**SET TASK**
Begin with the line containing "Enumerate this screenshot's" and copy each line exactly through the last line of the entries, inclusive.

**RECORDS FOR THIS TASK**
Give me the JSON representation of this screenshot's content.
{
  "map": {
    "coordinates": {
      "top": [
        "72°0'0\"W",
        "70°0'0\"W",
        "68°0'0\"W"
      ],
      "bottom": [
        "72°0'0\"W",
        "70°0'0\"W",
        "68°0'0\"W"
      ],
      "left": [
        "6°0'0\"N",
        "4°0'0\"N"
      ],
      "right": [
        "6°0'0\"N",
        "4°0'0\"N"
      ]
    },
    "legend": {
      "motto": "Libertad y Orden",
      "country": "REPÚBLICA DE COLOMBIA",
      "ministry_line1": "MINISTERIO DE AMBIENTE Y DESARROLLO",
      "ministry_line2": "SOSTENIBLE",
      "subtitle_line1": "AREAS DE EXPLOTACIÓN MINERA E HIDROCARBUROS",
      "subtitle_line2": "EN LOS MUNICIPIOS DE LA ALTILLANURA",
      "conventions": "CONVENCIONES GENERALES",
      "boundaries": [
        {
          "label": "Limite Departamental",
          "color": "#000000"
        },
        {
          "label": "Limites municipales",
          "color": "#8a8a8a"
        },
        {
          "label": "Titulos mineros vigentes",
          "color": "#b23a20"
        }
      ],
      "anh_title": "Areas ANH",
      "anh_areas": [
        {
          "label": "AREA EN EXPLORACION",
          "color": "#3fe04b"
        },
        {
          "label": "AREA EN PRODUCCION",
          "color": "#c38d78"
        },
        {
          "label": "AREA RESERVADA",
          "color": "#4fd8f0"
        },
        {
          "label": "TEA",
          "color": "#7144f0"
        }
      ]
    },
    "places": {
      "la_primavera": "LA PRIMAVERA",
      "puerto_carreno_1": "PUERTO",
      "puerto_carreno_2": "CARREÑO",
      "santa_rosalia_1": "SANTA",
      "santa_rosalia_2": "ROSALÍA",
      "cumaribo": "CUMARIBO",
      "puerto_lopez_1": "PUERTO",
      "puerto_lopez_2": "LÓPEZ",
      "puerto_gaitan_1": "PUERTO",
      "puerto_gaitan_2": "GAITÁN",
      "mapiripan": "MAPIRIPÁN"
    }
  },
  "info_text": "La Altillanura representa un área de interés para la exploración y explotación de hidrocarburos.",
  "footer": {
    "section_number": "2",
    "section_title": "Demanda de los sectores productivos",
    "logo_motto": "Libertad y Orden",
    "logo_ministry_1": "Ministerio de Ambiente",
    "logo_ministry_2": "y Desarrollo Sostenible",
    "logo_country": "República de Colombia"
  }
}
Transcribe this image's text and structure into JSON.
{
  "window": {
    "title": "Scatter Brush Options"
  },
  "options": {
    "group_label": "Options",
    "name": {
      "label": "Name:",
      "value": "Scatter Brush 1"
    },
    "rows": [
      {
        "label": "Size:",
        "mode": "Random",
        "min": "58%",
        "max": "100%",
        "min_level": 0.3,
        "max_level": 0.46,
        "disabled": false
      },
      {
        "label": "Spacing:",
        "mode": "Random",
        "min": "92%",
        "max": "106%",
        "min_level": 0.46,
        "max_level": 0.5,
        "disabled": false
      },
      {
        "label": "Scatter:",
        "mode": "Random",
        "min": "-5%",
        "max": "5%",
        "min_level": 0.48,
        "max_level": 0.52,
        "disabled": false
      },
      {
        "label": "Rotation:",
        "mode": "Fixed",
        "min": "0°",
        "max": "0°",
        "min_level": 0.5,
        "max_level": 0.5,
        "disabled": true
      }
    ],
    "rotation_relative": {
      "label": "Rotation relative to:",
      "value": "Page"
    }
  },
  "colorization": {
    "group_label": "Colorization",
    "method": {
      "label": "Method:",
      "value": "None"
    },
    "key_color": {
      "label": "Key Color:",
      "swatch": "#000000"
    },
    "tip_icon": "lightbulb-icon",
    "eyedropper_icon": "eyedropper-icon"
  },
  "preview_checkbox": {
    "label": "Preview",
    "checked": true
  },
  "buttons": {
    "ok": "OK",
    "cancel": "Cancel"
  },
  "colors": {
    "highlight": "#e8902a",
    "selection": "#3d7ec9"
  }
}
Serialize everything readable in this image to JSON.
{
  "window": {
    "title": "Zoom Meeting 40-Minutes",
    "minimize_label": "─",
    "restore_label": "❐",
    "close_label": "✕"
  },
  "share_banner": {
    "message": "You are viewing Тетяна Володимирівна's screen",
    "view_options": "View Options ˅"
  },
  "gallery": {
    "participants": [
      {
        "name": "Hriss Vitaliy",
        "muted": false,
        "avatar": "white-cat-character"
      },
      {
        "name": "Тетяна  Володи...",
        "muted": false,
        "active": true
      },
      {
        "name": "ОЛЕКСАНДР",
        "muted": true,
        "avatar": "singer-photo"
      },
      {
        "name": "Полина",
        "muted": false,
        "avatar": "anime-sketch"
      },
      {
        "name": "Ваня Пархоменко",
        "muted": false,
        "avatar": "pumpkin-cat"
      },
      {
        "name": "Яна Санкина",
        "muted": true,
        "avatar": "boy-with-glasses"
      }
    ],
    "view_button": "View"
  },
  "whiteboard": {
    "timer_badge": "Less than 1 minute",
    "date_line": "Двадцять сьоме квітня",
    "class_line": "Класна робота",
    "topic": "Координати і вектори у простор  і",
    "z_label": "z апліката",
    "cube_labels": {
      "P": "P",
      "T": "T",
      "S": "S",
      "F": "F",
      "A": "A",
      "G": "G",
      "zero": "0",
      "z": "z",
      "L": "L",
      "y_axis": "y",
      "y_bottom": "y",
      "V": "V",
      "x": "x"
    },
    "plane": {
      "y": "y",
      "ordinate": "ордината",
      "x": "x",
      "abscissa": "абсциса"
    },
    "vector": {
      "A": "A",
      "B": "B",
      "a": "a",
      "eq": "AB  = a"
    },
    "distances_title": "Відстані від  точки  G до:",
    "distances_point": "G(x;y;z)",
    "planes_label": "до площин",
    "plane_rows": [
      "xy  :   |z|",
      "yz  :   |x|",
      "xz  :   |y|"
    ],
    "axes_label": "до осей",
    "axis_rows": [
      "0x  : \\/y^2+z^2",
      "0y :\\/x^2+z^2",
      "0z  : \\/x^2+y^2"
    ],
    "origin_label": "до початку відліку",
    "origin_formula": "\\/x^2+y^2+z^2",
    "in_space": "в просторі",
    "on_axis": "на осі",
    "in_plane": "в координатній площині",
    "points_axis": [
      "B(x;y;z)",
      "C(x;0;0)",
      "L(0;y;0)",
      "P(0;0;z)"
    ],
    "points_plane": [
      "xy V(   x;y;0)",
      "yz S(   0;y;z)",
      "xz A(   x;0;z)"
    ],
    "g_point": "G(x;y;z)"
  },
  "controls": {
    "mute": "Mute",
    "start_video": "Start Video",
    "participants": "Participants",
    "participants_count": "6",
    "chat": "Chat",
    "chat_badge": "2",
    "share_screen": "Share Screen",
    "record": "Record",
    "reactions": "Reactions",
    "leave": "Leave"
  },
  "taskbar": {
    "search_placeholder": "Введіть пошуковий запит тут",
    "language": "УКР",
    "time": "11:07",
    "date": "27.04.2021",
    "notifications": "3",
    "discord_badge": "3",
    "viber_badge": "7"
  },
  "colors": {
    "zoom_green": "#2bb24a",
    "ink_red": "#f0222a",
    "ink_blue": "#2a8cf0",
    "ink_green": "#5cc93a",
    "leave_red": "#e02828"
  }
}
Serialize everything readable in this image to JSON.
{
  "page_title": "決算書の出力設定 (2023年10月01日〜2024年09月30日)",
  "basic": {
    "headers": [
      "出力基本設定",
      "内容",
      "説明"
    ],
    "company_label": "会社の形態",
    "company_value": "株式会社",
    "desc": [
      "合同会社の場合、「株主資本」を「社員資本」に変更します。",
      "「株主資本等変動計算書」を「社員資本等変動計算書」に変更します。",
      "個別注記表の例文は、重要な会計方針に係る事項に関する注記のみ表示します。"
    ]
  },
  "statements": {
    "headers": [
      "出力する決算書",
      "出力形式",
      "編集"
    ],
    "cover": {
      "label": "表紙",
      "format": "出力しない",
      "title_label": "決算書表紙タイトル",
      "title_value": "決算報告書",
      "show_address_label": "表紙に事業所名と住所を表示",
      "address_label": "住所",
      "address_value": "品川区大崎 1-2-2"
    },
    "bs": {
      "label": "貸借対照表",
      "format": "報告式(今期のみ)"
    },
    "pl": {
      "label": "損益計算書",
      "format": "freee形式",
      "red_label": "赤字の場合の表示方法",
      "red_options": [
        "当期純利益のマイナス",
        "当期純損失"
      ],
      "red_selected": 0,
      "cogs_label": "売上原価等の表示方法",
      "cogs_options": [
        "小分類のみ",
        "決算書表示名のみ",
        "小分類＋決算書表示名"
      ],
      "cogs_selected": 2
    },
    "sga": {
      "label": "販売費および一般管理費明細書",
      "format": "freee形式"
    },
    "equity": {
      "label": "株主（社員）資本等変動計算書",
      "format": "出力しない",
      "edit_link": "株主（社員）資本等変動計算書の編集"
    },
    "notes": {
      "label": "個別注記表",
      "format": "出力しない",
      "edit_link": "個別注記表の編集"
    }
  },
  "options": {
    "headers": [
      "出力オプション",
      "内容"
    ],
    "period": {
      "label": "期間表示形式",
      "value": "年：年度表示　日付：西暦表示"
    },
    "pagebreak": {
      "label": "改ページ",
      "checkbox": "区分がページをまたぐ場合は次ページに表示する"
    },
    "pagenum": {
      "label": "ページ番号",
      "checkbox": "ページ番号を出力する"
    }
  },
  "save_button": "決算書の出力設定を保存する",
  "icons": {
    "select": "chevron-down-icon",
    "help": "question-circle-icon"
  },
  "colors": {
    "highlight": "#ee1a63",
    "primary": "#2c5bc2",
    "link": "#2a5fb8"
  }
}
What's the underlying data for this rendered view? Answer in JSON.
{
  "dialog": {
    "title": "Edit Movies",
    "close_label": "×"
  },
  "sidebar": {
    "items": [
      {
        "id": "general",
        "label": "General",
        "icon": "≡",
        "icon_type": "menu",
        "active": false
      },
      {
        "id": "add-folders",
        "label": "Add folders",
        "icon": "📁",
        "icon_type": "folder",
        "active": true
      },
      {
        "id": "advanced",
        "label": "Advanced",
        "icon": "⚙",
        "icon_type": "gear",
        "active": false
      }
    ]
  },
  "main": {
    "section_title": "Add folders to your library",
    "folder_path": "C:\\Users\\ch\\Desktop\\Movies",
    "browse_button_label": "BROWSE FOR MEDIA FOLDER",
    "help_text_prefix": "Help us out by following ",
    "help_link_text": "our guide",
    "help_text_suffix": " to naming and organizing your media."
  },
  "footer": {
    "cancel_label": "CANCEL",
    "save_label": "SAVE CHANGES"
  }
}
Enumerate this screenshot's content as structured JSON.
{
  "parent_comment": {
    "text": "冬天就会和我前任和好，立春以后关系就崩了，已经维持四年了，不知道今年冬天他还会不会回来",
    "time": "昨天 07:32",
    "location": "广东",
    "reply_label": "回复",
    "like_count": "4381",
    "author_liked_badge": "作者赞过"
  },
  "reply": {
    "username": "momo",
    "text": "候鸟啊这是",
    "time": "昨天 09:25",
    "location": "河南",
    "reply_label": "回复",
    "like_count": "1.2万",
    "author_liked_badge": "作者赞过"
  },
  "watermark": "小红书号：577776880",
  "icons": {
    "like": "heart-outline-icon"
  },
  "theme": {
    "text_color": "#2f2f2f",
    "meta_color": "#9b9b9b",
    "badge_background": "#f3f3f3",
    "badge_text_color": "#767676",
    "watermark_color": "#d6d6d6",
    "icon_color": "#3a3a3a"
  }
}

**TASK RESULT**
Enumerate this screenshot's content as structured JSON.
{
  "parent_comment": {
    "text": "冬天就会和我前任和好，立春以后关系就崩了，已经维持四年了，不知道今年冬天他还会不会回来",
    "time": "昨天 07:32",
    "location": "广东",
    "reply_label": "回复",
    "like_count": "4381",
    "author_liked_badge": "作者赞过"
  },
  "reply": {
    "username": "momo",
    "text": "候鸟啊这是",
    "time": "昨天 09:25",
    "location": "河南",
    "reply_label": "回复",
    "like_count": "1.2万",
    "author_liked_badge": "作者赞过"
  },
  "watermark": "小红书号：577776880",
  "icons": {
    "like": "heart-outline-icon"
  },
  "theme": {
    "text_color": "#2f2f2f",
    "meta_color": "#9b9b9b",
    "badge_background": "#f3f3f3",
    "badge_text_color": "#767676",
    "watermark_color": "#d6d6d6",
    "icon_color": "#3a3a3a"
  }
}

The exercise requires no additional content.